▶ [Requirement]
Copy the data from the line that contains "Enumerate this screenshot's" to its last line, exactly, including both of those lines and leaving out everything before.

▶ [Data lines]
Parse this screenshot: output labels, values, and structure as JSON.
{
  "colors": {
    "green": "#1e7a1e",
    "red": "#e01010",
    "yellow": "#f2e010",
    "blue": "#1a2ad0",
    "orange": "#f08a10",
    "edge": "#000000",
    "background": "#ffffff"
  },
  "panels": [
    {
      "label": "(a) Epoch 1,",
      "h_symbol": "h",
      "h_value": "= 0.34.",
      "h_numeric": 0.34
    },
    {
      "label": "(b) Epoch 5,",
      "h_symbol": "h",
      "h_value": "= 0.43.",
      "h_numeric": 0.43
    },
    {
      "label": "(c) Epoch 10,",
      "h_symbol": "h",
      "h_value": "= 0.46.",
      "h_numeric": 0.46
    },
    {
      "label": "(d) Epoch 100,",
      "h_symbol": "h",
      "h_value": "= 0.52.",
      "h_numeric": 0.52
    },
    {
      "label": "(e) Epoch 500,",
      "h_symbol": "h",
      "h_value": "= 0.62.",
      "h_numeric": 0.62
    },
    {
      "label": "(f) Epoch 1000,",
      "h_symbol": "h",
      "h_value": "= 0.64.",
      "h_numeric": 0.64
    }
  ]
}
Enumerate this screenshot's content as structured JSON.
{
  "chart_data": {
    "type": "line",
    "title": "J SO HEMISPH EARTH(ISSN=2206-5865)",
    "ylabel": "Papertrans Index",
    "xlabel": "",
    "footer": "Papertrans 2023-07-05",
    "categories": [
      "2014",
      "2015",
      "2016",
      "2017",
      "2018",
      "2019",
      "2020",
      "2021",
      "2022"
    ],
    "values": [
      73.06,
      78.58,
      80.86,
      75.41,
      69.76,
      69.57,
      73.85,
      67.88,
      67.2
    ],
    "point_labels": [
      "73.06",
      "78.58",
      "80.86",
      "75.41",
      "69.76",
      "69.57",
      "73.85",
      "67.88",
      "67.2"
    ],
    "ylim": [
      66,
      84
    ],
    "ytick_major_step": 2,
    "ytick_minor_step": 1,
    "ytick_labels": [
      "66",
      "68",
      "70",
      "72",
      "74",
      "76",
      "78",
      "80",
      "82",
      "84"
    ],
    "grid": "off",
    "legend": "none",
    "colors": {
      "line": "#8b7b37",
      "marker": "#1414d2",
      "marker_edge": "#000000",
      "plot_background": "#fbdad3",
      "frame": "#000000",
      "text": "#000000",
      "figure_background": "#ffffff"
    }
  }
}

▶ [Correct output]
Enumerate this screenshot's content as structured JSON.
{
  "chart_data": {
    "type": "line",
    "title": "J SO HEMISPH EARTH(ISSN=2206-5865)",
    "ylabel": "Papertrans Index",
    "xlabel": "",
    "footer": "Papertrans 2023-07-05",
    "categories": [
      "2014",
      "2015",
      "2016",
      "2017",
      "2018",
      "2019",
      "2020",
      "2021",
      "2022"
    ],
    "values": [
      73.06,
      78.58,
      80.86,
      75.41,
      69.76,
      69.57,
      73.85,
      67.88,
      67.2
    ],
    "point_labels": [
      "73.06",
      "78.58",
      "80.86",
      "75.41",
      "69.76",
      "69.57",
      "73.85",
      "67.88",
      "67.2"
    ],
    "ylim": [
      66,
      84
    ],
    "ytick_major_step": 2,
    "ytick_minor_step": 1,
    "ytick_labels": [
      "66",
      "68",
      "70",
      "72",
      "74",
      "76",
      "78",
      "80",
      "82",
      "84"
    ],
    "grid": "off",
    "legend": "none",
    "colors": {
      "line": "#8b7b37",
      "marker": "#1414d2",
      "marker_edge": "#000000",
      "plot_background": "#fbdad3",
      "frame": "#000000",
      "text": "#000000",
      "figure_background": "#ffffff"
    }
  }
}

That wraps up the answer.